### YOUR GOAL
Count the lines below that contain the word "style", and reply with only that number.

---

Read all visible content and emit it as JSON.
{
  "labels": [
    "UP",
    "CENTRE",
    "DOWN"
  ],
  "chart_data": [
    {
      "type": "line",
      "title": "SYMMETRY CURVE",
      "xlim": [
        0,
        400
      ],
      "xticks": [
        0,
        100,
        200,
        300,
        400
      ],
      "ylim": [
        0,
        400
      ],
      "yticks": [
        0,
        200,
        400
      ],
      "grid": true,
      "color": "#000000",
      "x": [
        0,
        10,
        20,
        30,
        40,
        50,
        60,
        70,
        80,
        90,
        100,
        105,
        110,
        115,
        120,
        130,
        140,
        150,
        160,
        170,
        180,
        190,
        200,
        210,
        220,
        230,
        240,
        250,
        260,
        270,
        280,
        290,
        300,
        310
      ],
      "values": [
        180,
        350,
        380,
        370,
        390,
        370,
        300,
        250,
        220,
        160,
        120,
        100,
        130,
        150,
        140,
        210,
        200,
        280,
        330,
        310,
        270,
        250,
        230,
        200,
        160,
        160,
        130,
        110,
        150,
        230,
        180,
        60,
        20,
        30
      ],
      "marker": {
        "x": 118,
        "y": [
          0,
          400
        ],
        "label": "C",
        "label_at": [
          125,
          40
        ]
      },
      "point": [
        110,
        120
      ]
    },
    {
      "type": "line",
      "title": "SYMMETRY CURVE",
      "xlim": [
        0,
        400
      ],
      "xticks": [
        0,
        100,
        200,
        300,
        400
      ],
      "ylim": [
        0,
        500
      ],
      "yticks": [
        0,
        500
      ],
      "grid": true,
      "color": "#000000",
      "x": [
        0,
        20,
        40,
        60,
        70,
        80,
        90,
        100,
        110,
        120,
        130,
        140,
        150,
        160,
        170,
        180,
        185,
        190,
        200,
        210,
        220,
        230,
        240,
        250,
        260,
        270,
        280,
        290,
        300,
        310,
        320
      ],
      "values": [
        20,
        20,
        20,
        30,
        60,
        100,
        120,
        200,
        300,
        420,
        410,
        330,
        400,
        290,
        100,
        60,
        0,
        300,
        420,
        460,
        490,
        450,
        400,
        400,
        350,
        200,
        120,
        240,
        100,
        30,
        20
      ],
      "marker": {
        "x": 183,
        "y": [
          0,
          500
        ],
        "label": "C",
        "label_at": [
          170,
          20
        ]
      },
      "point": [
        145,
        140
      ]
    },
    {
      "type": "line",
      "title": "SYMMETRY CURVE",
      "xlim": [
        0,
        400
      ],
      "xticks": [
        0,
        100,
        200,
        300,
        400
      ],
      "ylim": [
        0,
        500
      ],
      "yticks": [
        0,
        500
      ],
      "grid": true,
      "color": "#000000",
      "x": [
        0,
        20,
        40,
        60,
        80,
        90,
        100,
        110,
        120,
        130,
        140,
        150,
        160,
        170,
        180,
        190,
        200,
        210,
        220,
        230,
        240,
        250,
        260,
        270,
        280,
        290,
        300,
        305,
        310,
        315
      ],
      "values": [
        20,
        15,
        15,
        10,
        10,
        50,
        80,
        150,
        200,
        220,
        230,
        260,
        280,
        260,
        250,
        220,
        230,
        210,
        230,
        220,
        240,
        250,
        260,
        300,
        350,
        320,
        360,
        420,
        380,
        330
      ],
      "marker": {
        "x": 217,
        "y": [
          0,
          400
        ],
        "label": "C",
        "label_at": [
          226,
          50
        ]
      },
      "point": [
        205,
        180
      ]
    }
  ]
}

---

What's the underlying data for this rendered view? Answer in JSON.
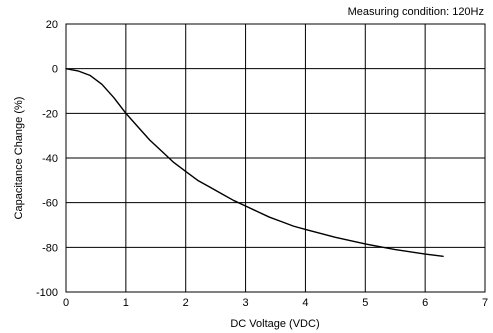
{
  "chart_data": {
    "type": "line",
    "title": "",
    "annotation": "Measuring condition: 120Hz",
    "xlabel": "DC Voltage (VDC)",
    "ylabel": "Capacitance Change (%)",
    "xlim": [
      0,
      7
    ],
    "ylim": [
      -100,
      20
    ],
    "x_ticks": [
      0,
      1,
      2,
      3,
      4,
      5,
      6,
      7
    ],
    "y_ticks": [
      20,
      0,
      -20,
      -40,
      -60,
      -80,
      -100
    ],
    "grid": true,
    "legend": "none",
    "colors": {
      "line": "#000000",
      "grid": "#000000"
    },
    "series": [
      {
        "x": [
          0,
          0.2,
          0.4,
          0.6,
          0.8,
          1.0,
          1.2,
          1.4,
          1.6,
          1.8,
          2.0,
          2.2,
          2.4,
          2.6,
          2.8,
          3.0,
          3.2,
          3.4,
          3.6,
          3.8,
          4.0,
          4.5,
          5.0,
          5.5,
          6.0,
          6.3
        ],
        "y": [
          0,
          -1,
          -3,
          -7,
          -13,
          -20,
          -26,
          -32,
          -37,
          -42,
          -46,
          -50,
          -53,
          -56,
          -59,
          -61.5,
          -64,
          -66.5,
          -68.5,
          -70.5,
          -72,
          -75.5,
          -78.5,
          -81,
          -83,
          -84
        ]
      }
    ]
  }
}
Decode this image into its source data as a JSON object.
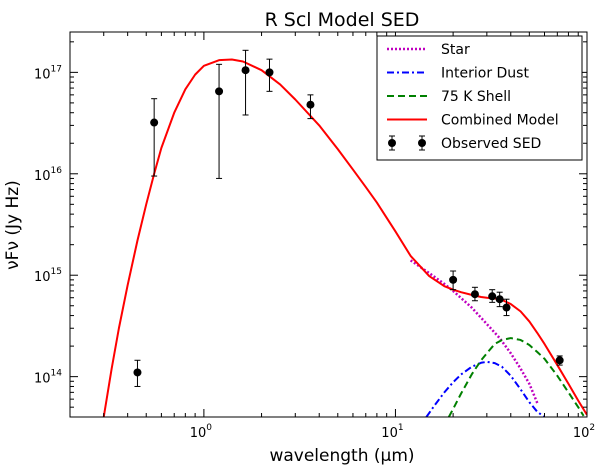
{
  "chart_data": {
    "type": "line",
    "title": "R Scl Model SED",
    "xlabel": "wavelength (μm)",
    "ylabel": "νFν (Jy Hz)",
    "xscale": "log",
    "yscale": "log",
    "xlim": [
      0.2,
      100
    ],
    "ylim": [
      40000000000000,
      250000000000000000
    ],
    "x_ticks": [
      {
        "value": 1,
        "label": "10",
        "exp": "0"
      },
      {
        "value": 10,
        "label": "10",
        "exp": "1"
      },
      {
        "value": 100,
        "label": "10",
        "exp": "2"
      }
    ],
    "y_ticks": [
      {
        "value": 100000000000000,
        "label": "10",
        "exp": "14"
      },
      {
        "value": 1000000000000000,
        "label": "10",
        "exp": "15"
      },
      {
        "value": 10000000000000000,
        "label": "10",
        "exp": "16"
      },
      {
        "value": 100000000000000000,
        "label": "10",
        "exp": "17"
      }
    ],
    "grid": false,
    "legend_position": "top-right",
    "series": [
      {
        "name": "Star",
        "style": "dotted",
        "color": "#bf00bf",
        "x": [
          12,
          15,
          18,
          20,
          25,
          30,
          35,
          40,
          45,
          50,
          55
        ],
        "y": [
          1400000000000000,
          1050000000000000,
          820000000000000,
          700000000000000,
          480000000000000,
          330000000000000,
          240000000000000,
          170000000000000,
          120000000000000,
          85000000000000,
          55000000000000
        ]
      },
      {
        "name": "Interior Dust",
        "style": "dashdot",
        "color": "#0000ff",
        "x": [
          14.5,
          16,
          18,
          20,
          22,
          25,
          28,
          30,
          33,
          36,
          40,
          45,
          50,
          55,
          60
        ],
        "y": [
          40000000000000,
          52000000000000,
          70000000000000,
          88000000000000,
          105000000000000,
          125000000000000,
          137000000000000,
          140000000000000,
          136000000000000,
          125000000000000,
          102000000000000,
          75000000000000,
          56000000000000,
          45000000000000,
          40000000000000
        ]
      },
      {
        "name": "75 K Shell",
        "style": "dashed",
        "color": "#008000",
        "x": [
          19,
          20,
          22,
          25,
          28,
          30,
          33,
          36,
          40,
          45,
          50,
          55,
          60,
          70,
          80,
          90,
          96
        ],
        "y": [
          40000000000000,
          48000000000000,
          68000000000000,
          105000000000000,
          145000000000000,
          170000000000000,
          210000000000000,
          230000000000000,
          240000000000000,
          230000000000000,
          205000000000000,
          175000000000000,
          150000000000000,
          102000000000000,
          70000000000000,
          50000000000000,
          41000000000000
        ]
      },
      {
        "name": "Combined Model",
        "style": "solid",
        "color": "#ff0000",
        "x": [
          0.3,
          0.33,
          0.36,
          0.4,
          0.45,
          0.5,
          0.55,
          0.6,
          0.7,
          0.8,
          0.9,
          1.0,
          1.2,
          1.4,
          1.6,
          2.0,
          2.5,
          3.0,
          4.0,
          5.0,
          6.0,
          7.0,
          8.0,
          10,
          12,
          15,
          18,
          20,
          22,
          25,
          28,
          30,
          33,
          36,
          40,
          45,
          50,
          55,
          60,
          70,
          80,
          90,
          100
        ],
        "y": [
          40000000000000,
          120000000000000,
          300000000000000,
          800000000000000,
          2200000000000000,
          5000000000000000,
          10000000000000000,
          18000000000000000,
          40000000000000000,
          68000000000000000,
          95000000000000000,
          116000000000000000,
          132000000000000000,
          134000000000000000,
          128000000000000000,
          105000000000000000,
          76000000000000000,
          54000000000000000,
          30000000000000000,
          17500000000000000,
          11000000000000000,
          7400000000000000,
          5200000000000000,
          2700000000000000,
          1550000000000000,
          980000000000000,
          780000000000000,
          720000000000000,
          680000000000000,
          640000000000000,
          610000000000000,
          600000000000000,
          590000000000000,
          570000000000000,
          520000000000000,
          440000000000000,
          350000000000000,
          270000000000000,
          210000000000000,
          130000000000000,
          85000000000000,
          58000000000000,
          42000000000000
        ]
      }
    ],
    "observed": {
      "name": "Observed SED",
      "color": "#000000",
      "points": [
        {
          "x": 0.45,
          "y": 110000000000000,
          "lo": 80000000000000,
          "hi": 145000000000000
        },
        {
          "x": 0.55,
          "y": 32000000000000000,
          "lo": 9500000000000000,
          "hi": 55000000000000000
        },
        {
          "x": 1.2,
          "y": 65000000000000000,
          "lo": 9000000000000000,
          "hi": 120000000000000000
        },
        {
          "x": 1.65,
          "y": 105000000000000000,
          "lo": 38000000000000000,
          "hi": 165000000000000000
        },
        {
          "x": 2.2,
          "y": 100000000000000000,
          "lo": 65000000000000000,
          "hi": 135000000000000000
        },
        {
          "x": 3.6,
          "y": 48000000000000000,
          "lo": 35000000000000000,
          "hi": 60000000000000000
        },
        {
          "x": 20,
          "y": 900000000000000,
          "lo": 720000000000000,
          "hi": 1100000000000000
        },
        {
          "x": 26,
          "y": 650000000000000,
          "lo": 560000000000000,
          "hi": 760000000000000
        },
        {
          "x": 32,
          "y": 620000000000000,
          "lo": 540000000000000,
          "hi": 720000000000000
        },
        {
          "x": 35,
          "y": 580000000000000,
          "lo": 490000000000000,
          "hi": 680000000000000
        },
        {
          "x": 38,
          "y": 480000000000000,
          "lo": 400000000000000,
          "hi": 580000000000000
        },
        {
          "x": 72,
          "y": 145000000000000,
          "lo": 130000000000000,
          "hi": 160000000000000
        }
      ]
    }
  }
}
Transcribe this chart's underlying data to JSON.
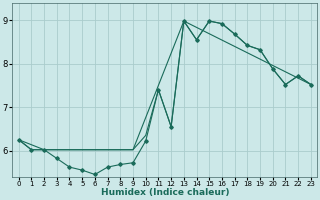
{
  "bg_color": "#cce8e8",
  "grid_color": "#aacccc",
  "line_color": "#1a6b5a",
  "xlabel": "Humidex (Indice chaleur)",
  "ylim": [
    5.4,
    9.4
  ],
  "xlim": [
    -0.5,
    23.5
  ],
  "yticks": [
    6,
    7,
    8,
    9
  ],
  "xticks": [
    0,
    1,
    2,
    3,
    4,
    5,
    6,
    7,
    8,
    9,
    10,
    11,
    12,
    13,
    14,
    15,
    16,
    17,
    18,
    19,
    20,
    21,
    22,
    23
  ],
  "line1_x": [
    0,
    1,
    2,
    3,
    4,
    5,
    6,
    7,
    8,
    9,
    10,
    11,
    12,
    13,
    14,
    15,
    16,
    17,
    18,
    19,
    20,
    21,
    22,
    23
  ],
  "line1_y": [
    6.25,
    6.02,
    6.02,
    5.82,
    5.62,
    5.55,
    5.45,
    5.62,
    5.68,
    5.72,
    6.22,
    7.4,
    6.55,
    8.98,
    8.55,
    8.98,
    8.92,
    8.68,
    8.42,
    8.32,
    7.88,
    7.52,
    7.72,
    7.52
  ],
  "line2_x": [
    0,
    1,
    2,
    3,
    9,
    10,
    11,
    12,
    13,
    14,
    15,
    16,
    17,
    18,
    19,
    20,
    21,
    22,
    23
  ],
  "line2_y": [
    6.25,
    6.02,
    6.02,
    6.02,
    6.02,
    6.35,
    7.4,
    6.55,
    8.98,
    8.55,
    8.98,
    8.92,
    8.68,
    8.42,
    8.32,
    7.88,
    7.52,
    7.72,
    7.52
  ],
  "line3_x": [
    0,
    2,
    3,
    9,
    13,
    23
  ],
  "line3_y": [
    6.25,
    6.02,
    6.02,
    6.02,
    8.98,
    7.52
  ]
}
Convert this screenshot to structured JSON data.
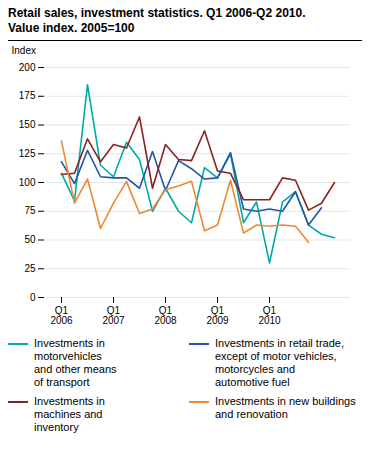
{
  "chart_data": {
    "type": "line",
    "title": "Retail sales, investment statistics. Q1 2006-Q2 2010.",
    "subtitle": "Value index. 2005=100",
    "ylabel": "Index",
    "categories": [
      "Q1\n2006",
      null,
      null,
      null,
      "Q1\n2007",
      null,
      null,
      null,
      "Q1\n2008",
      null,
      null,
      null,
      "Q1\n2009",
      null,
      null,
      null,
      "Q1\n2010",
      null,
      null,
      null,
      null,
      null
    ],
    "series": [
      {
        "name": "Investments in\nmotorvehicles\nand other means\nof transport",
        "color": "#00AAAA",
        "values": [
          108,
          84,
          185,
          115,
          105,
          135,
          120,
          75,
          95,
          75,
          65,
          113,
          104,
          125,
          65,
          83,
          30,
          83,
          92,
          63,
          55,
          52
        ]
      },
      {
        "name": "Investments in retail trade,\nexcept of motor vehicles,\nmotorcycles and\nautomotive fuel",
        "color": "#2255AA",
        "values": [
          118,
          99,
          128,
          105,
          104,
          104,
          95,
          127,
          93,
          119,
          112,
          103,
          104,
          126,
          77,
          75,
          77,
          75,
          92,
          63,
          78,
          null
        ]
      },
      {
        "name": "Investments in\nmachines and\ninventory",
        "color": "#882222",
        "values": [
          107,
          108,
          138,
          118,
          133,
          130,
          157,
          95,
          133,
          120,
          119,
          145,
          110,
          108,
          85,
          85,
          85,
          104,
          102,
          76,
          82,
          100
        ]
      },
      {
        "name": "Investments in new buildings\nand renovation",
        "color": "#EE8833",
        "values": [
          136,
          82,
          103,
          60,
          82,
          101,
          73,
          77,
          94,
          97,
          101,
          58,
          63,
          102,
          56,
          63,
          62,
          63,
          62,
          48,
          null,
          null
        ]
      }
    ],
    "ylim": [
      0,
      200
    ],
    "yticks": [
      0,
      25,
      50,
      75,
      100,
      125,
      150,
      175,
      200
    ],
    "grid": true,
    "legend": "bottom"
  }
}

---

### ANSWER TO THIS EXERCISE
4